:: Exercise directions ::
Repeat each line of the material below exactly as it appears, minus any pictures.

Entries from a visual dataset

— START —

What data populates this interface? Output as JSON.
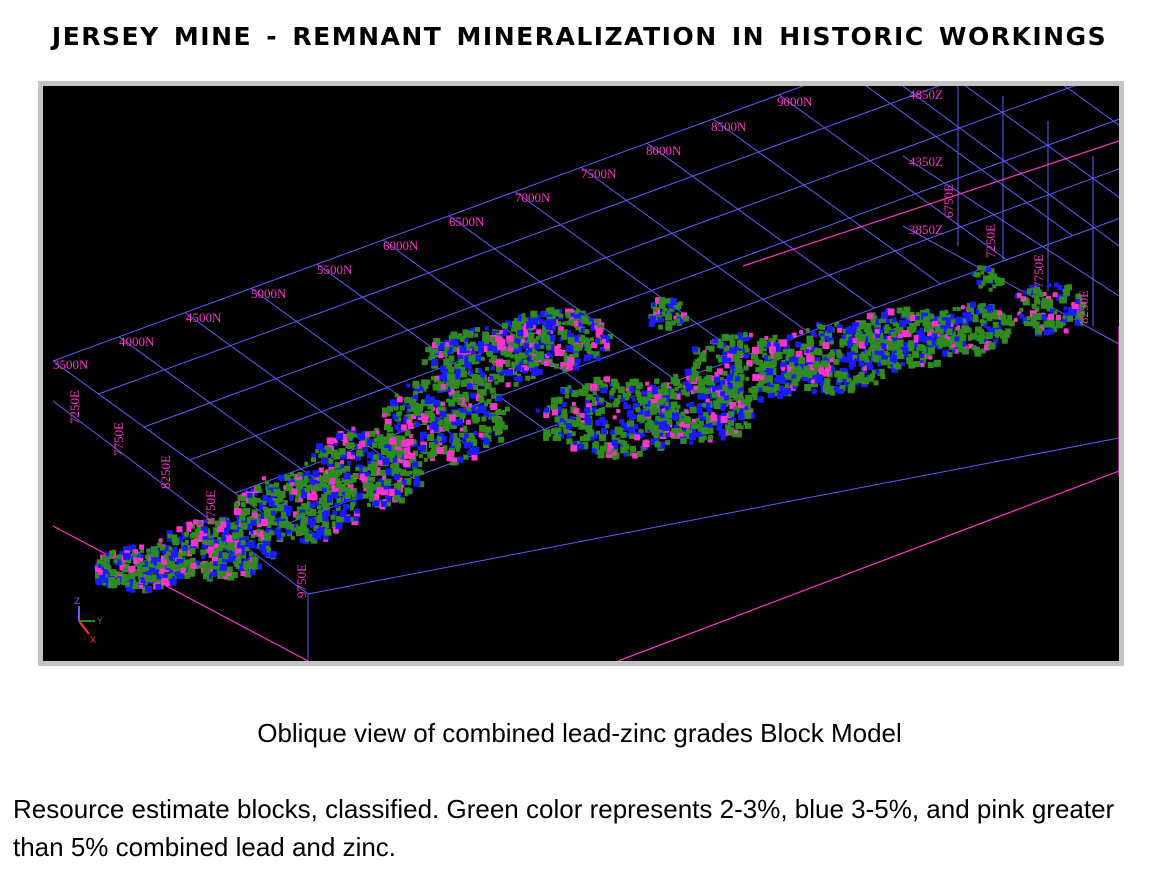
{
  "title": "JERSEY MINE - REMNANT MINERALIZATION IN HISTORIC WORKINGS",
  "viewer": {
    "northing_labels": [
      "3500N",
      "4000N",
      "4500N",
      "5000N",
      "5500N",
      "6000N",
      "6500N",
      "7000N",
      "7500N",
      "8000N",
      "8500N",
      "9000N"
    ],
    "easting_labels_left": [
      "7250E",
      "7750E",
      "8250E",
      "8750E",
      "9750E"
    ],
    "elevation_labels": [
      "4850Z",
      "4350Z",
      "3850Z"
    ],
    "easting_labels_right": [
      "6750E",
      "7250E",
      "7750E",
      "8250E"
    ],
    "axis_triad": {
      "z": "Z",
      "y": "Y",
      "x": "X"
    },
    "colors": {
      "grid": "#5c5cff",
      "box_edges": "#ff33cc",
      "labels": "#ff33cc",
      "grade_2_3": "#2e8b1e",
      "grade_3_5": "#1a1aff",
      "grade_gt_5": "#ff33cc"
    }
  },
  "caption": "Oblique view of combined lead-zinc grades Block Model",
  "description": "Resource estimate blocks, classified.  Green color represents 2-3%, blue 3-5%, and pink greater than 5% combined lead and zinc."
}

— END —

:: Result for this exercise ::
What data populates this interface? Output as JSON.
{
  "title": "JERSEY MINE - REMNANT MINERALIZATION IN HISTORIC WORKINGS",
  "viewer": {
    "northing_labels": [
      "3500N",
      "4000N",
      "4500N",
      "5000N",
      "5500N",
      "6000N",
      "6500N",
      "7000N",
      "7500N",
      "8000N",
      "8500N",
      "9000N"
    ],
    "easting_labels_left": [
      "7250E",
      "7750E",
      "8250E",
      "8750E",
      "9750E"
    ],
    "elevation_labels": [
      "4850Z",
      "4350Z",
      "3850Z"
    ],
    "easting_labels_right": [
      "6750E",
      "7250E",
      "7750E",
      "8250E"
    ],
    "axis_triad": {
      "z": "Z",
      "y": "Y",
      "x": "X"
    },
    "colors": {
      "grid": "#5c5cff",
      "box_edges": "#ff33cc",
      "labels": "#ff33cc",
      "grade_2_3": "#2e8b1e",
      "grade_3_5": "#1a1aff",
      "grade_gt_5": "#ff33cc"
    }
  },
  "caption": "Oblique view of combined lead-zinc grades Block Model",
  "description": "Resource estimate blocks, classified.  Green color represents 2-3%, blue 3-5%, and pink greater than 5% combined lead and zinc."
}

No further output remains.